RECORD LIST:
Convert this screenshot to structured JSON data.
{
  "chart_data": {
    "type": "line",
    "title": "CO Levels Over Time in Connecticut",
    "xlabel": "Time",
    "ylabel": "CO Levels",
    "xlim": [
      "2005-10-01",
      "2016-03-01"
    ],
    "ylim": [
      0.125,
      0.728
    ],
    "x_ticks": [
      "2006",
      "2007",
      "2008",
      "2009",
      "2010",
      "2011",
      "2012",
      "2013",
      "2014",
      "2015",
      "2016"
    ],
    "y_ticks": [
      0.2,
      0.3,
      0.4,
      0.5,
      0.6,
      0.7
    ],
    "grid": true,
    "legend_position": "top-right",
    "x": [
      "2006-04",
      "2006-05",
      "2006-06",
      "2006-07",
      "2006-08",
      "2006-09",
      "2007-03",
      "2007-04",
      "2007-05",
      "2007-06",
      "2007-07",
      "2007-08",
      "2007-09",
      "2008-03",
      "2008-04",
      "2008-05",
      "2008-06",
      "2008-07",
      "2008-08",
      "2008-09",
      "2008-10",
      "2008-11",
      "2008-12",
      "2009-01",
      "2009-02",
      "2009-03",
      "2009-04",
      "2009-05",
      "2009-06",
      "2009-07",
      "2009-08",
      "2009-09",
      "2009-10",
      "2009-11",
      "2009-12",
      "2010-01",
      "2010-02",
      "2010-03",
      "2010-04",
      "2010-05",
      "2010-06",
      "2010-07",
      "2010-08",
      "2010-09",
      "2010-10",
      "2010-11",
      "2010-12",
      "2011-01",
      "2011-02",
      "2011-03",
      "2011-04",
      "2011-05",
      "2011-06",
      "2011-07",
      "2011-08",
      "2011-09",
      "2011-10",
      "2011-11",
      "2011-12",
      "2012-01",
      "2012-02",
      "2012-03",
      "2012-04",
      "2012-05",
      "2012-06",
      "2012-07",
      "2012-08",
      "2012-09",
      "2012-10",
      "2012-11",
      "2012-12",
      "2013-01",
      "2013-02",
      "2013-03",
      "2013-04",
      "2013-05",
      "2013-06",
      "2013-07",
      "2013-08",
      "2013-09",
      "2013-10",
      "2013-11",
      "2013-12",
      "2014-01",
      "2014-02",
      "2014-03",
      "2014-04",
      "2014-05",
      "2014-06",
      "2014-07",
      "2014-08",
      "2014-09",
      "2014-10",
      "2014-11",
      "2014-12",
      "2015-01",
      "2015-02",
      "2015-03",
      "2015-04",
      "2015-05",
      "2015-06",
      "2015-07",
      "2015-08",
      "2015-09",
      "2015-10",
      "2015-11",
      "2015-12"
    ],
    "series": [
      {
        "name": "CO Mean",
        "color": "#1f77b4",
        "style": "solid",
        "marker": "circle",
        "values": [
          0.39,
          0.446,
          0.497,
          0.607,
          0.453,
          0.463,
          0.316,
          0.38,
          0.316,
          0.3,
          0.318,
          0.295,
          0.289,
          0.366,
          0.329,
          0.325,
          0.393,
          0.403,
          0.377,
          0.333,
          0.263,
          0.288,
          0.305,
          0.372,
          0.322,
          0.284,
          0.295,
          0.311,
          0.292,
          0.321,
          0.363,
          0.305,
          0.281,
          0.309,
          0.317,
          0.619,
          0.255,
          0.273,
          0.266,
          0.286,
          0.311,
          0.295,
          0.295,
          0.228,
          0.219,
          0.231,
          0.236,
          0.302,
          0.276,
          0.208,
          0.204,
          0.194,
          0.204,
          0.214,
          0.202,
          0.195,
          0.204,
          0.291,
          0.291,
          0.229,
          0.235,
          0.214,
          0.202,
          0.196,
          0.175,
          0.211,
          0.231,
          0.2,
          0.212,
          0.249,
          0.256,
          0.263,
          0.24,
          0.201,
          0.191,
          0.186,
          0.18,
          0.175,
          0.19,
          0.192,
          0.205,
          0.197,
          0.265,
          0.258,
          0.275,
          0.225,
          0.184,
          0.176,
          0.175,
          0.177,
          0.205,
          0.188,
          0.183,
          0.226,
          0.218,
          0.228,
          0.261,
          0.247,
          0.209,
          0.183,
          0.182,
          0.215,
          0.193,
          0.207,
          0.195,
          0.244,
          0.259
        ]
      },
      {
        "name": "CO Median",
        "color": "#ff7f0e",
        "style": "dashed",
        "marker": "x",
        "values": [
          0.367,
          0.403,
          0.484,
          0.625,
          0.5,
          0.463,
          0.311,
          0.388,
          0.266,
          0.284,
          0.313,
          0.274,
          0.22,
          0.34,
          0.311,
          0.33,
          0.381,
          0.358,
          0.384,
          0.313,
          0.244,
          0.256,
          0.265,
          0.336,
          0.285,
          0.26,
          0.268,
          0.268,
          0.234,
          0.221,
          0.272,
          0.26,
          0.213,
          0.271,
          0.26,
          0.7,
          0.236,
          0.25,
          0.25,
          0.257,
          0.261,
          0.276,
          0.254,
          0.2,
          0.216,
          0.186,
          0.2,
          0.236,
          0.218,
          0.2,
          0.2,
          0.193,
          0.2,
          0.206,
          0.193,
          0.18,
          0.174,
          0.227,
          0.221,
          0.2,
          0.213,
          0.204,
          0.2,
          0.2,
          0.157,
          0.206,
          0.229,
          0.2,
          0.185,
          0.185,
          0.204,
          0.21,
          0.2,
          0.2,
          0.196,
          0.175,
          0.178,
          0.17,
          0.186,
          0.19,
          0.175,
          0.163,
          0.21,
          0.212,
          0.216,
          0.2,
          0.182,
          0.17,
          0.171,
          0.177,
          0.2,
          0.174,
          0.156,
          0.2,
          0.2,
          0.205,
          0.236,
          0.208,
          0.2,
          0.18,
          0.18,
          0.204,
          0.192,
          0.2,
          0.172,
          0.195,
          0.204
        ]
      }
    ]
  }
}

SET PROBLEM: Extract all the material, leaving every line as it is.

FINAL RESULT:
Convert this screenshot to structured JSON data.
{
  "chart_data": {
    "type": "line",
    "title": "CO Levels Over Time in Connecticut",
    "xlabel": "Time",
    "ylabel": "CO Levels",
    "xlim": [
      "2005-10-01",
      "2016-03-01"
    ],
    "ylim": [
      0.125,
      0.728
    ],
    "x_ticks": [
      "2006",
      "2007",
      "2008",
      "2009",
      "2010",
      "2011",
      "2012",
      "2013",
      "2014",
      "2015",
      "2016"
    ],
    "y_ticks": [
      0.2,
      0.3,
      0.4,
      0.5,
      0.6,
      0.7
    ],
    "grid": true,
    "legend_position": "top-right",
    "x": [
      "2006-04",
      "2006-05",
      "2006-06",
      "2006-07",
      "2006-08",
      "2006-09",
      "2007-03",
      "2007-04",
      "2007-05",
      "2007-06",
      "2007-07",
      "2007-08",
      "2007-09",
      "2008-03",
      "2008-04",
      "2008-05",
      "2008-06",
      "2008-07",
      "2008-08",
      "2008-09",
      "2008-10",
      "2008-11",
      "2008-12",
      "2009-01",
      "2009-02",
      "2009-03",
      "2009-04",
      "2009-05",
      "2009-06",
      "2009-07",
      "2009-08",
      "2009-09",
      "2009-10",
      "2009-11",
      "2009-12",
      "2010-01",
      "2010-02",
      "2010-03",
      "2010-04",
      "2010-05",
      "2010-06",
      "2010-07",
      "2010-08",
      "2010-09",
      "2010-10",
      "2010-11",
      "2010-12",
      "2011-01",
      "2011-02",
      "2011-03",
      "2011-04",
      "2011-05",
      "2011-06",
      "2011-07",
      "2011-08",
      "2011-09",
      "2011-10",
      "2011-11",
      "2011-12",
      "2012-01",
      "2012-02",
      "2012-03",
      "2012-04",
      "2012-05",
      "2012-06",
      "2012-07",
      "2012-08",
      "2012-09",
      "2012-10",
      "2012-11",
      "2012-12",
      "2013-01",
      "2013-02",
      "2013-03",
      "2013-04",
      "2013-05",
      "2013-06",
      "2013-07",
      "2013-08",
      "2013-09",
      "2013-10",
      "2013-11",
      "2013-12",
      "2014-01",
      "2014-02",
      "2014-03",
      "2014-04",
      "2014-05",
      "2014-06",
      "2014-07",
      "2014-08",
      "2014-09",
      "2014-10",
      "2014-11",
      "2014-12",
      "2015-01",
      "2015-02",
      "2015-03",
      "2015-04",
      "2015-05",
      "2015-06",
      "2015-07",
      "2015-08",
      "2015-09",
      "2015-10",
      "2015-11",
      "2015-12"
    ],
    "series": [
      {
        "name": "CO Mean",
        "color": "#1f77b4",
        "style": "solid",
        "marker": "circle",
        "values": [
          0.39,
          0.446,
          0.497,
          0.607,
          0.453,
          0.463,
          0.316,
          0.38,
          0.316,
          0.3,
          0.318,
          0.295,
          0.289,
          0.366,
          0.329,
          0.325,
          0.393,
          0.403,
          0.377,
          0.333,
          0.263,
          0.288,
          0.305,
          0.372,
          0.322,
          0.284,
          0.295,
          0.311,
          0.292,
          0.321,
          0.363,
          0.305,
          0.281,
          0.309,
          0.317,
          0.619,
          0.255,
          0.273,
          0.266,
          0.286,
          0.311,
          0.295,
          0.295,
          0.228,
          0.219,
          0.231,
          0.236,
          0.302,
          0.276,
          0.208,
          0.204,
          0.194,
          0.204,
          0.214,
          0.202,
          0.195,
          0.204,
          0.291,
          0.291,
          0.229,
          0.235,
          0.214,
          0.202,
          0.196,
          0.175,
          0.211,
          0.231,
          0.2,
          0.212,
          0.249,
          0.256,
          0.263,
          0.24,
          0.201,
          0.191,
          0.186,
          0.18,
          0.175,
          0.19,
          0.192,
          0.205,
          0.197,
          0.265,
          0.258,
          0.275,
          0.225,
          0.184,
          0.176,
          0.175,
          0.177,
          0.205,
          0.188,
          0.183,
          0.226,
          0.218,
          0.228,
          0.261,
          0.247,
          0.209,
          0.183,
          0.182,
          0.215,
          0.193,
          0.207,
          0.195,
          0.244,
          0.259
        ]
      },
      {
        "name": "CO Median",
        "color": "#ff7f0e",
        "style": "dashed",
        "marker": "x",
        "values": [
          0.367,
          0.403,
          0.484,
          0.625,
          0.5,
          0.463,
          0.311,
          0.388,
          0.266,
          0.284,
          0.313,
          0.274,
          0.22,
          0.34,
          0.311,
          0.33,
          0.381,
          0.358,
          0.384,
          0.313,
          0.244,
          0.256,
          0.265,
          0.336,
          0.285,
          0.26,
          0.268,
          0.268,
          0.234,
          0.221,
          0.272,
          0.26,
          0.213,
          0.271,
          0.26,
          0.7,
          0.236,
          0.25,
          0.25,
          0.257,
          0.261,
          0.276,
          0.254,
          0.2,
          0.216,
          0.186,
          0.2,
          0.236,
          0.218,
          0.2,
          0.2,
          0.193,
          0.2,
          0.206,
          0.193,
          0.18,
          0.174,
          0.227,
          0.221,
          0.2,
          0.213,
          0.204,
          0.2,
          0.2,
          0.157,
          0.206,
          0.229,
          0.2,
          0.185,
          0.185,
          0.204,
          0.21,
          0.2,
          0.2,
          0.196,
          0.175,
          0.178,
          0.17,
          0.186,
          0.19,
          0.175,
          0.163,
          0.21,
          0.212,
          0.216,
          0.2,
          0.182,
          0.17,
          0.171,
          0.177,
          0.2,
          0.174,
          0.156,
          0.2,
          0.2,
          0.205,
          0.236,
          0.208,
          0.2,
          0.18,
          0.18,
          0.204,
          0.192,
          0.2,
          0.172,
          0.195,
          0.204
        ]
      }
    ]
  }
}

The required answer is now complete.